Required task –
Write out every line below that includes the word "RIOS".

Data items –
------

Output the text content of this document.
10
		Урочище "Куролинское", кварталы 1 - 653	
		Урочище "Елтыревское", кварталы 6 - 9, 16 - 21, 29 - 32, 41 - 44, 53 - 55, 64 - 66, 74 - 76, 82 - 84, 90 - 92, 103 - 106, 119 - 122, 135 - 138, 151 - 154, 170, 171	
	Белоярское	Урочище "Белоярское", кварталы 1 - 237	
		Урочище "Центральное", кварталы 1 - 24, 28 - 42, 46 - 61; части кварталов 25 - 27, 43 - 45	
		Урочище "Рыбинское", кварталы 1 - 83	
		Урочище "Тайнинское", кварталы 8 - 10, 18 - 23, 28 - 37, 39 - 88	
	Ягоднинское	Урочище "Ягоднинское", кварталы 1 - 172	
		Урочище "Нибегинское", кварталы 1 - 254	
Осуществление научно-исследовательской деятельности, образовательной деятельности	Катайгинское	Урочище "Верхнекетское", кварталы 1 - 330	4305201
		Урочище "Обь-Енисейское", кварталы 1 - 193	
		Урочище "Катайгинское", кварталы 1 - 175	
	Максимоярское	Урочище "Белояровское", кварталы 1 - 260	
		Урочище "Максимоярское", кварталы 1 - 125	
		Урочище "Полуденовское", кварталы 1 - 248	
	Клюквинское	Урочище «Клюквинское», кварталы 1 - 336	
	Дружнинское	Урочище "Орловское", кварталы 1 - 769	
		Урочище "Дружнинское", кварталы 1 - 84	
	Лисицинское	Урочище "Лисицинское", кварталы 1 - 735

------

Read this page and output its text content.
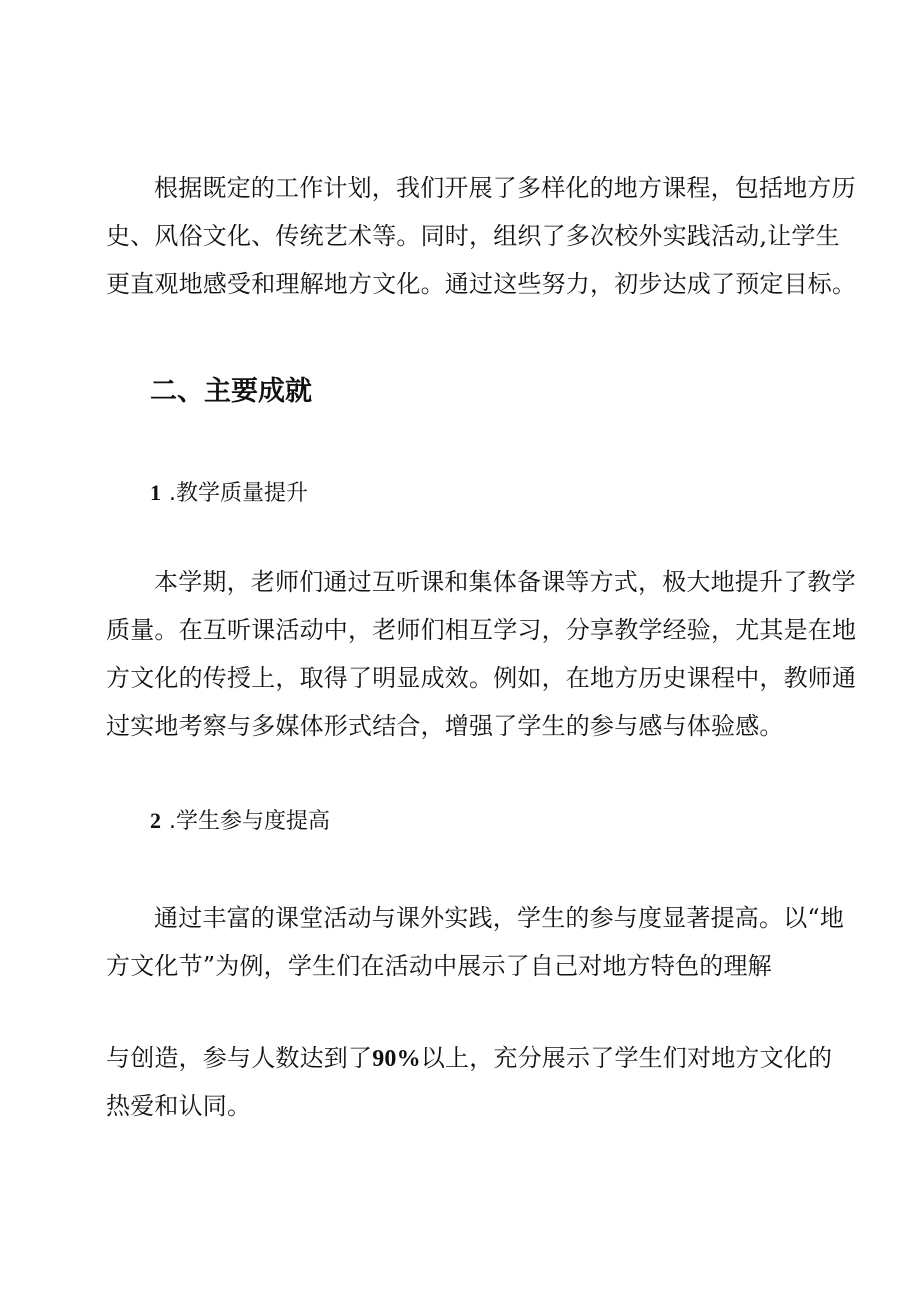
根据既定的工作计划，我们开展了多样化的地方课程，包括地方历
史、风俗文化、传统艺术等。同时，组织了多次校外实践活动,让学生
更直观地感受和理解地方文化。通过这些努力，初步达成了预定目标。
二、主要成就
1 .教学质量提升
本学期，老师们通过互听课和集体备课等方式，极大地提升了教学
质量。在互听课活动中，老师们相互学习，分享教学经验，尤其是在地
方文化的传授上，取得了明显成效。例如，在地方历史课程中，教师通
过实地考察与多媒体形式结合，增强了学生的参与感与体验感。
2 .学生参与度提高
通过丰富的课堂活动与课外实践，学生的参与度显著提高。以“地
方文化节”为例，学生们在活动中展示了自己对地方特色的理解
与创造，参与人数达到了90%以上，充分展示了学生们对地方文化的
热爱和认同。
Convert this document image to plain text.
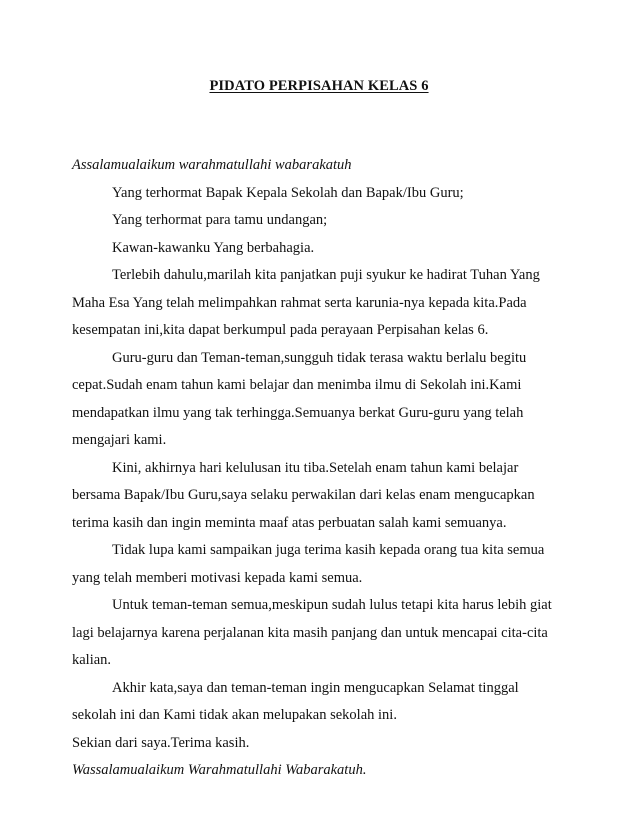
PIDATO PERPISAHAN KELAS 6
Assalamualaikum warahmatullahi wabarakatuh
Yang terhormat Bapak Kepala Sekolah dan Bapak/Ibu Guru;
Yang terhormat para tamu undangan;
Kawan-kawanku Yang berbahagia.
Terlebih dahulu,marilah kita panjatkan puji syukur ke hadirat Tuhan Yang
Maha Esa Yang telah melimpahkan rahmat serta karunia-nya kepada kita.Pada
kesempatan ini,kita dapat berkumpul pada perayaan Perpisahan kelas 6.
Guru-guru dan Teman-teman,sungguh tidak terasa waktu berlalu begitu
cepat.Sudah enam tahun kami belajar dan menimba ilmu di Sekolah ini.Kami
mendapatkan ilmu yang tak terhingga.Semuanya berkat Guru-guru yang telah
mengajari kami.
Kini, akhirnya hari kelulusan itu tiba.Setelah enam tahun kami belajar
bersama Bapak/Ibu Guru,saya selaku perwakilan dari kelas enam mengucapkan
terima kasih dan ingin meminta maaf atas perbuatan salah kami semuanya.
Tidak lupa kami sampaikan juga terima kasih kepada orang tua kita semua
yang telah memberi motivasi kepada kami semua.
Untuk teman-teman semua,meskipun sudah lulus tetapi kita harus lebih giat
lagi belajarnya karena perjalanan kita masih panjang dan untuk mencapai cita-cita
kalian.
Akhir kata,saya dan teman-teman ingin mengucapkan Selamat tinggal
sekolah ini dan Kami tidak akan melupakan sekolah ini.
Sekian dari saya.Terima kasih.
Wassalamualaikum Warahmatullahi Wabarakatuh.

------

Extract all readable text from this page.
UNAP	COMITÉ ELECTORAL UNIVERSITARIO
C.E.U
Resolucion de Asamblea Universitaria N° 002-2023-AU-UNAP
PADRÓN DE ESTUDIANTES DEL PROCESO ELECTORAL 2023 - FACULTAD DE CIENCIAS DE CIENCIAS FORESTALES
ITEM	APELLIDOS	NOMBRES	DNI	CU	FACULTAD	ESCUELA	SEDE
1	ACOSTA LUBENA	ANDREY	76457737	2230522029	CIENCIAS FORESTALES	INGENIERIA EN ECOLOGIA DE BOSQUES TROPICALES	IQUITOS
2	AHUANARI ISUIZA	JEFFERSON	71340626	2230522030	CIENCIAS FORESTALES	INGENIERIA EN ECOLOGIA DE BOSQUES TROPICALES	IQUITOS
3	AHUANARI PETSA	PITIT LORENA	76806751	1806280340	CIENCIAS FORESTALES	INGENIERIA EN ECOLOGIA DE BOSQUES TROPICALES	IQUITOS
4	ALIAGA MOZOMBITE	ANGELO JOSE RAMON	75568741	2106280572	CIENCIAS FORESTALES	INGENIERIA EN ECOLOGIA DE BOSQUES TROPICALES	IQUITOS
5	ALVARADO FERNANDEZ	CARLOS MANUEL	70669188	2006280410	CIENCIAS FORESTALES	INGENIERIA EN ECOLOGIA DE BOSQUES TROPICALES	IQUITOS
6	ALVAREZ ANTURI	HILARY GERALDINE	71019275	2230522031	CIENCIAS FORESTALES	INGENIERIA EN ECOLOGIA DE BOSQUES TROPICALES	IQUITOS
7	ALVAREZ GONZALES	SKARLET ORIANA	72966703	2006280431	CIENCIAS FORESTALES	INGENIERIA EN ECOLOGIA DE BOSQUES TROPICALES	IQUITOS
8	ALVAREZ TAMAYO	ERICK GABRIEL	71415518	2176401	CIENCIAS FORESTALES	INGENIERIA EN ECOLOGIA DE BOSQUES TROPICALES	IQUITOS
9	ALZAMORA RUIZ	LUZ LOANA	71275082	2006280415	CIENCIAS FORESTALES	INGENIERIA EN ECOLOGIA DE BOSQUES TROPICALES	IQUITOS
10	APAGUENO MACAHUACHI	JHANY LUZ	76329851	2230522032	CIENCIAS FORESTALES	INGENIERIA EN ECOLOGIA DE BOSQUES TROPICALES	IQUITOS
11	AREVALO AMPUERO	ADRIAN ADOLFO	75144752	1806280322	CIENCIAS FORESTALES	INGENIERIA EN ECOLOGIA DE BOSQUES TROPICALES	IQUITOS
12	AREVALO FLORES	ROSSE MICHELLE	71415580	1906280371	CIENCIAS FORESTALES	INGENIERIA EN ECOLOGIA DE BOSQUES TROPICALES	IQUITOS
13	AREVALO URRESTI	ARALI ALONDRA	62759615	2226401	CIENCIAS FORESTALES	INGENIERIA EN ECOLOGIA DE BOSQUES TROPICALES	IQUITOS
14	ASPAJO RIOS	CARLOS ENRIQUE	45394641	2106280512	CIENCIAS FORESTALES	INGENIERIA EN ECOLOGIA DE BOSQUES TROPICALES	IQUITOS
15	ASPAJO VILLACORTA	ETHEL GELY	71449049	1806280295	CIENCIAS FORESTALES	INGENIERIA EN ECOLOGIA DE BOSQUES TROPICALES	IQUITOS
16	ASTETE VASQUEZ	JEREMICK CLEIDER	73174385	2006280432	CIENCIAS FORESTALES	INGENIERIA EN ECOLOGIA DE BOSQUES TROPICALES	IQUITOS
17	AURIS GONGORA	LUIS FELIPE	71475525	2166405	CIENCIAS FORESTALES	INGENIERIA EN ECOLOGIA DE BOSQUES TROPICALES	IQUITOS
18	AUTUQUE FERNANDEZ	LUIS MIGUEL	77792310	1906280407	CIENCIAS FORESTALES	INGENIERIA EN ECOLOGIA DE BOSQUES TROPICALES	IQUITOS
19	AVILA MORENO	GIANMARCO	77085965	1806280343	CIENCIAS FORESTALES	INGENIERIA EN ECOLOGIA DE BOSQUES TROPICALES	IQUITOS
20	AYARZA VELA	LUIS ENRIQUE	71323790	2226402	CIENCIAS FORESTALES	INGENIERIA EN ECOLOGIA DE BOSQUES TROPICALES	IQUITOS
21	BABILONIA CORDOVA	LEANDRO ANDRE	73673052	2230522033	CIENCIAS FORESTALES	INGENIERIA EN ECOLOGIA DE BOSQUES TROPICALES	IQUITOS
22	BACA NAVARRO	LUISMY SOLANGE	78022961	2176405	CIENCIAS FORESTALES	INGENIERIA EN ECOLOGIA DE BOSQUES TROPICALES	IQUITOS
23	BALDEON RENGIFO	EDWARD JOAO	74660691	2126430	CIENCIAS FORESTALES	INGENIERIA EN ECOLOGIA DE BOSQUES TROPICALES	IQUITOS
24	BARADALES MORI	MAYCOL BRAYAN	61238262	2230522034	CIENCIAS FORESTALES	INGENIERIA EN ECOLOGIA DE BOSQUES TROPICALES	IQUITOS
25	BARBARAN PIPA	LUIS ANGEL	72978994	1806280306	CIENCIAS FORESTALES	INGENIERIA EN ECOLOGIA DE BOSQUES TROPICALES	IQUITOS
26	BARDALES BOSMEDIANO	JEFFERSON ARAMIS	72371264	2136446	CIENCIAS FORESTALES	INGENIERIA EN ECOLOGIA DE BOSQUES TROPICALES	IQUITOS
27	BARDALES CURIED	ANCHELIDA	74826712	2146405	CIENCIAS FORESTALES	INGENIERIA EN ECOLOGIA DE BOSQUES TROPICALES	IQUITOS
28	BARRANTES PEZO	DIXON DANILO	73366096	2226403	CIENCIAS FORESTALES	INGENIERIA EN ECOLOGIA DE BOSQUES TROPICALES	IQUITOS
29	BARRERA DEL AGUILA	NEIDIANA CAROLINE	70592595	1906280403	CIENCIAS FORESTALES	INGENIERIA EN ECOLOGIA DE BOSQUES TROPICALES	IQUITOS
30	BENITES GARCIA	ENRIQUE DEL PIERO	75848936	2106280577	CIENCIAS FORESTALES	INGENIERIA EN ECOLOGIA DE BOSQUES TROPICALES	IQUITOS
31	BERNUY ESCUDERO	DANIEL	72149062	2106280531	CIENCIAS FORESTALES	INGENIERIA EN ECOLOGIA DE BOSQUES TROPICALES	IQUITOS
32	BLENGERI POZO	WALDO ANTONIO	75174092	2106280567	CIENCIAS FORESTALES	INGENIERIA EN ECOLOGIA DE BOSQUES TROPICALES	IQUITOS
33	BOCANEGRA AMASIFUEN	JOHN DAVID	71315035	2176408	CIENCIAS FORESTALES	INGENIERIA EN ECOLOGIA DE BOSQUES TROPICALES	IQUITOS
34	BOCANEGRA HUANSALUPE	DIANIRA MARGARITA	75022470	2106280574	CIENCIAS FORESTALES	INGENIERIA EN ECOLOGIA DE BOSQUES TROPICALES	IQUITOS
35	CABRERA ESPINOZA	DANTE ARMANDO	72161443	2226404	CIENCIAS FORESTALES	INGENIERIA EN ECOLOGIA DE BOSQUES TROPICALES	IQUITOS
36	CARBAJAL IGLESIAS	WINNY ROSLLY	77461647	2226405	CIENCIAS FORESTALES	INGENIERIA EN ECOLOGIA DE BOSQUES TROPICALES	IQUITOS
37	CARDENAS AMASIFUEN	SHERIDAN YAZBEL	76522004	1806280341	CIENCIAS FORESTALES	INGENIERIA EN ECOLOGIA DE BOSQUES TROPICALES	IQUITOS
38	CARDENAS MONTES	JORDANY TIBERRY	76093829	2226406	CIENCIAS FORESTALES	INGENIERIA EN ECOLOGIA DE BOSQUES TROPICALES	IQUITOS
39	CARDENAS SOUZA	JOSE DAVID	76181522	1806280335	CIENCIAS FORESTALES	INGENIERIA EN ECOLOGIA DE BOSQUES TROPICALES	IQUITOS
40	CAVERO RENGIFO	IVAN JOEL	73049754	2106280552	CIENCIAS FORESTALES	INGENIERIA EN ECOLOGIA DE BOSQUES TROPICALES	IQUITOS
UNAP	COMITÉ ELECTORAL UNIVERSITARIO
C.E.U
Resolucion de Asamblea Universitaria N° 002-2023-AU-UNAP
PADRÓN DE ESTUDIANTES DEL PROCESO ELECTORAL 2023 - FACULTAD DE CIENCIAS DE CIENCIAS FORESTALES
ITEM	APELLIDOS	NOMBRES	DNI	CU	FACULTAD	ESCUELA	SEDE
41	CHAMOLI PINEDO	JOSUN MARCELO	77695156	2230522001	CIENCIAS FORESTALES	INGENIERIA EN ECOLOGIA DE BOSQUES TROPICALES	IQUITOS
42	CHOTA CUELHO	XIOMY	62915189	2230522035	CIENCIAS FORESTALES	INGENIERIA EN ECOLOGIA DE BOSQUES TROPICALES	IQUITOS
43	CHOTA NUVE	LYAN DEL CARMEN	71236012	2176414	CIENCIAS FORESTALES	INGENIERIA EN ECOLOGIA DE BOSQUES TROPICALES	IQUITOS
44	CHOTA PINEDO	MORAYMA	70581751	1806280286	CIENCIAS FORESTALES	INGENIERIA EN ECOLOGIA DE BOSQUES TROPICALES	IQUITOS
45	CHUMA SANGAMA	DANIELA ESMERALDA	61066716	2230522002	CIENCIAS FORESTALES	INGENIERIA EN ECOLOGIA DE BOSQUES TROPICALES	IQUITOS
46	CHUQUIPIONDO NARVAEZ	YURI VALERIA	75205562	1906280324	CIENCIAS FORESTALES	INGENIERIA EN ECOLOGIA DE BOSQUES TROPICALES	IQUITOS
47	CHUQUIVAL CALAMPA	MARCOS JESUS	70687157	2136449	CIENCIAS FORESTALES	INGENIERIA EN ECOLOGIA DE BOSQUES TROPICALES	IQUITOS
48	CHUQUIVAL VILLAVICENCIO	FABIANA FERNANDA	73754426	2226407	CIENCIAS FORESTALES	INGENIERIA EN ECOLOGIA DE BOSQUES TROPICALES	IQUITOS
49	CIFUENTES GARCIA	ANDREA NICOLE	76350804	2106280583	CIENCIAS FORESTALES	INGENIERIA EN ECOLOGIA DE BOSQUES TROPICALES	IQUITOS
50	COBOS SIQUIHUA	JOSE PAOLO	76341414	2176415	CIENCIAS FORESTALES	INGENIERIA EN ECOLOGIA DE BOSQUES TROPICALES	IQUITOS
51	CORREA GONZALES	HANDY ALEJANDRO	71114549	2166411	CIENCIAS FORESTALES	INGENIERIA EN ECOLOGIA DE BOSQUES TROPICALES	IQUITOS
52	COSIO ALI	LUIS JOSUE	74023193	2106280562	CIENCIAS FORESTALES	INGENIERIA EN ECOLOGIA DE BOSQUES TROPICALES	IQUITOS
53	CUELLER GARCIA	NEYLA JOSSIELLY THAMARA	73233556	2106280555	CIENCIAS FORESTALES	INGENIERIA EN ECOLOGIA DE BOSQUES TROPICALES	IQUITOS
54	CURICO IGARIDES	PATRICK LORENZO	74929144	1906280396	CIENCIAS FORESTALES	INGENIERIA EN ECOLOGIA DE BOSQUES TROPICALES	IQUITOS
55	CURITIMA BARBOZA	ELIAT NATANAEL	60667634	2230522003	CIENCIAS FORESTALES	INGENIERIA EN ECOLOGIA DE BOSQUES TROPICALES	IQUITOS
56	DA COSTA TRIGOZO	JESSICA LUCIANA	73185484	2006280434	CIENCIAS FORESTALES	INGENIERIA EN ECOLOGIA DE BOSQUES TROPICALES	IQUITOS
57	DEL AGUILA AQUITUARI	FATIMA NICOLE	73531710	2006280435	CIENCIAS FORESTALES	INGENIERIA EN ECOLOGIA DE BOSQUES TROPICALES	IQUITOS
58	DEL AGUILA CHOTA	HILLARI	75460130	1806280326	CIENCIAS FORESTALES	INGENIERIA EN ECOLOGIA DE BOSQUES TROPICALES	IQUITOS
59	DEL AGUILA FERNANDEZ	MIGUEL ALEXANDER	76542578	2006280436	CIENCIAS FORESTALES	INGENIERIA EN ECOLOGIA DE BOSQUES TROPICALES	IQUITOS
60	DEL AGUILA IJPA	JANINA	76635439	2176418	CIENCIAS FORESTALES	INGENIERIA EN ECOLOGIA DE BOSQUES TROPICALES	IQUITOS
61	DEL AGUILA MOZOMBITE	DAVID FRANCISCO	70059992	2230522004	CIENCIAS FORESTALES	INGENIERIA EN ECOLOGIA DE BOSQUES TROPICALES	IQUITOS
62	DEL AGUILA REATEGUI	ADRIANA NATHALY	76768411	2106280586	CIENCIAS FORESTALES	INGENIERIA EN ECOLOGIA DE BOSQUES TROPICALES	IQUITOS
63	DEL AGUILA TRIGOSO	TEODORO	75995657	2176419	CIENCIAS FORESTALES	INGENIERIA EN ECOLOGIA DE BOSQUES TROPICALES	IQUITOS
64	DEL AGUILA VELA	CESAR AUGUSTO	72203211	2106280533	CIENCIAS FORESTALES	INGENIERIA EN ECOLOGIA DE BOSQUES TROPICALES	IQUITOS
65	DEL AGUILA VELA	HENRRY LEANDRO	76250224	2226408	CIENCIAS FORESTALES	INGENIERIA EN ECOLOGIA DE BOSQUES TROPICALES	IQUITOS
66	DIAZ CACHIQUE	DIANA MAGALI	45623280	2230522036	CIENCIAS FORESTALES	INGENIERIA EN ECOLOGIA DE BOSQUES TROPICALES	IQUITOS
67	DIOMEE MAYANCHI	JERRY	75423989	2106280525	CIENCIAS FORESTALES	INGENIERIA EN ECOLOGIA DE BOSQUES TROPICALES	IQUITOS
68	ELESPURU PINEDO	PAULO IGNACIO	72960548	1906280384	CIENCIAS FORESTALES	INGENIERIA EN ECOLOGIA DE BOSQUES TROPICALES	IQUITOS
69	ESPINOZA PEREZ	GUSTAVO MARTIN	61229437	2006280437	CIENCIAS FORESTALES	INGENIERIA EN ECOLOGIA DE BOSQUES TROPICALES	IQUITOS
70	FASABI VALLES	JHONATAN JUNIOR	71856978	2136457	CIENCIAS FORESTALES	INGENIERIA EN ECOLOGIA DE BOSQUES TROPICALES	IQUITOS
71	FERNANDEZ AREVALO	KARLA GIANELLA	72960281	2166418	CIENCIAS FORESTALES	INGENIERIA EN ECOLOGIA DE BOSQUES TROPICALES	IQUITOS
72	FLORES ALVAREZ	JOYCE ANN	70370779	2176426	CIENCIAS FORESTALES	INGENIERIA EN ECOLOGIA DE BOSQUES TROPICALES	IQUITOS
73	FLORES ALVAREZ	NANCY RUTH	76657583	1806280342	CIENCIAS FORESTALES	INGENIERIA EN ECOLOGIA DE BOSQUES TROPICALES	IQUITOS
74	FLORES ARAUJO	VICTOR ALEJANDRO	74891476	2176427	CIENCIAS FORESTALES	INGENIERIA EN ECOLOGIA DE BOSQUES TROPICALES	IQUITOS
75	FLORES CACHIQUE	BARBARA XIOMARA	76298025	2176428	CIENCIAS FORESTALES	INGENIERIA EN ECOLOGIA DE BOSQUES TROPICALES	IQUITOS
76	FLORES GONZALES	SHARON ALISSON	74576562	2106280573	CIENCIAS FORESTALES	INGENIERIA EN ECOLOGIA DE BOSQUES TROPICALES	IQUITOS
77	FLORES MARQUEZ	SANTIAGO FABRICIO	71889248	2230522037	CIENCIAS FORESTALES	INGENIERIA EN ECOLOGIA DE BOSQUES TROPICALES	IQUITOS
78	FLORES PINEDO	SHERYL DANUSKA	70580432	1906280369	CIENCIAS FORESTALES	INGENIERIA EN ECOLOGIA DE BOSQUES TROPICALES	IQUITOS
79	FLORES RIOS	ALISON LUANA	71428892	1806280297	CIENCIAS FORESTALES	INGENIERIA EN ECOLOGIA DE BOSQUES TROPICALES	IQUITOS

------

Result of the exercise –
14	ASPAJO RIOS	CARLOS ENRIQUE	45394641	2106280512	CIENCIAS FORESTALES	INGENIERIA EN ECOLOGIA DE BOSQUES TROPICALES	IQUITOS
79	FLORES RIOS	ALISON LUANA	71428892	1806280297	CIENCIAS FORESTALES	INGENIERIA EN ECOLOGIA DE BOSQUES TROPICALES	IQUITOS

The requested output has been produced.